Exercise task: Below are entries. Pull out all lines containing "Plant".

Input rows:
------------------------------------------------------------
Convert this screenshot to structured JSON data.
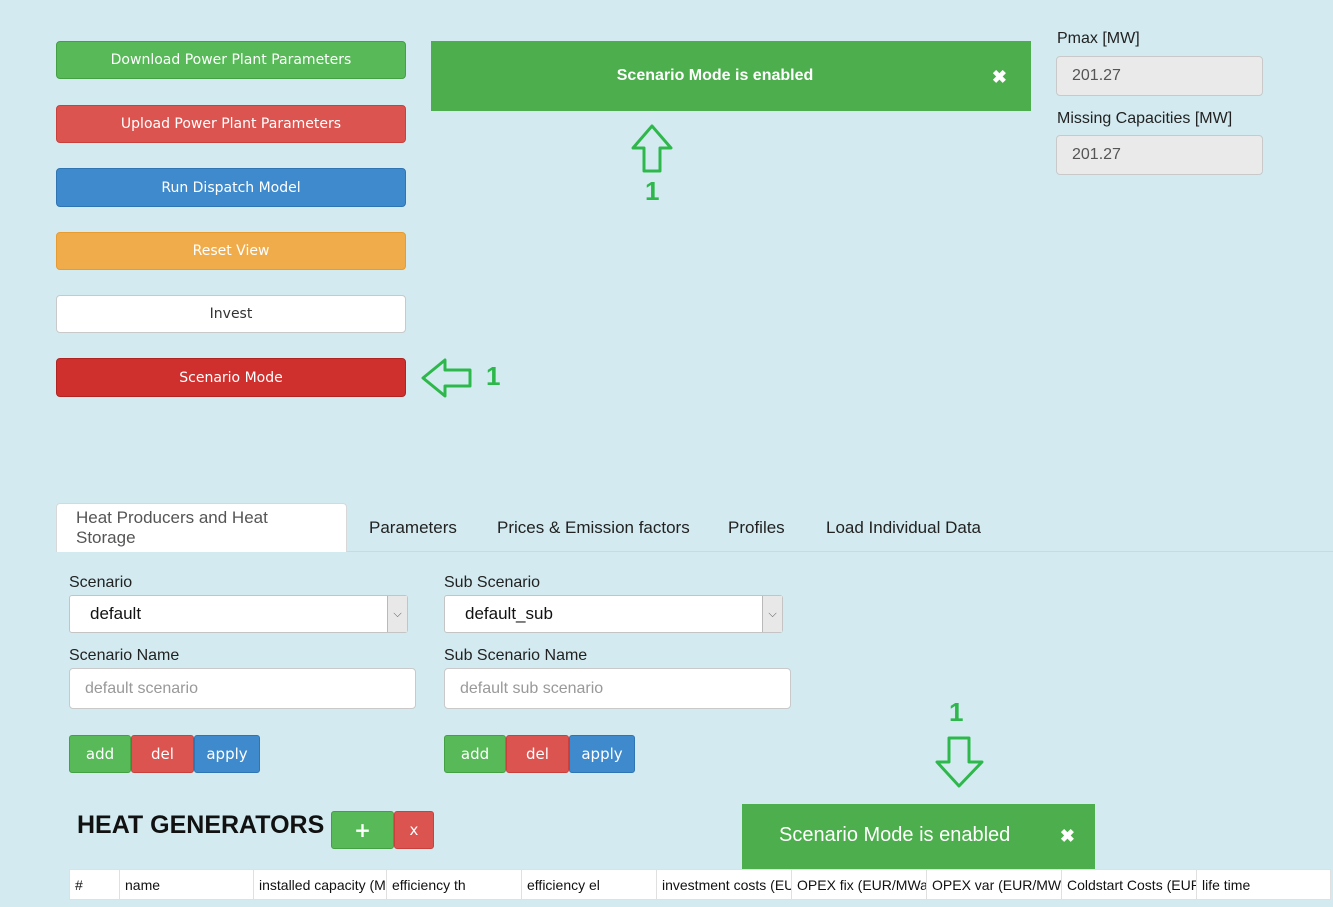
{
  "actions": {
    "download": "Download Power Plant Parameters",
    "upload": "Upload Power Plant Parameters",
    "run": "Run Dispatch Model",
    "reset": "Reset View",
    "invest": "Invest",
    "scenario_mode": "Scenario Mode"
  },
  "banner_top": {
    "text": "Scenario Mode is enabled",
    "close": "✖"
  },
  "banner_bottom": {
    "text": "Scenario Mode is enabled",
    "close": "✖"
  },
  "stats": {
    "pmax_label": "Pmax [MW]",
    "pmax_value": "201.27",
    "missing_label": "Missing Capacities [MW]",
    "missing_value": "201.27"
  },
  "annotations": {
    "label": "1",
    "color": "#2eb84b"
  },
  "tabs": [
    "Heat Producers and Heat Storage",
    "Parameters",
    "Prices & Emission factors",
    "Profiles",
    "Load Individual Data"
  ],
  "scenario": {
    "label": "Scenario",
    "value": "default",
    "name_label": "Scenario Name",
    "name_placeholder": "default scenario",
    "add": "add",
    "del": "del",
    "apply": "apply"
  },
  "sub_scenario": {
    "label": "Sub Scenario",
    "value": "default_sub",
    "name_label": "Sub Scenario Name",
    "name_placeholder": "default sub scenario",
    "add": "add",
    "del": "del",
    "apply": "apply"
  },
  "generators": {
    "title": "HEAT GENERATORS",
    "add": "+",
    "remove": "x",
    "columns": [
      "#",
      "name",
      "installed capacity (M",
      "efficiency th",
      "efficiency el",
      "investment costs (EU",
      "OPEX fix (EUR/MWa)",
      "OPEX var (EUR/MWh",
      "Coldstart Costs (EUR",
      "life time"
    ]
  }
}
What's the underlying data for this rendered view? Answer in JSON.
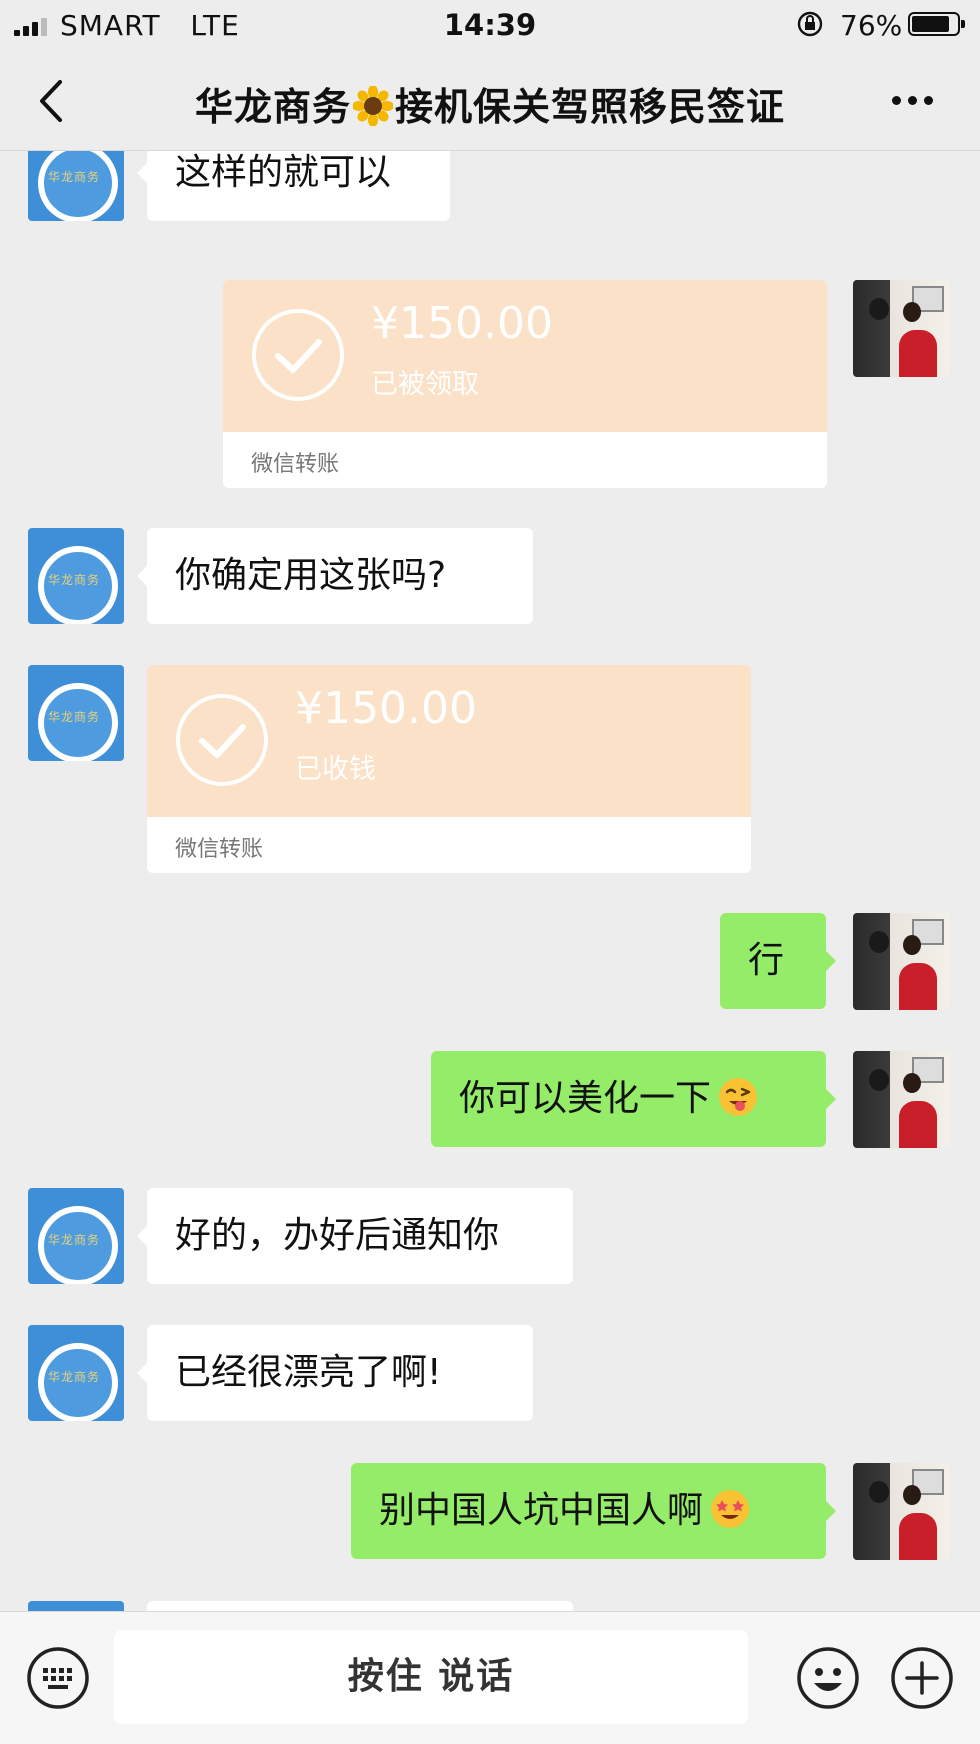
------------------------------------------------------------
Exercise result:
    "download": "Download Power Plant Parameters",
    "upload": "Upload Power Plant Parameters",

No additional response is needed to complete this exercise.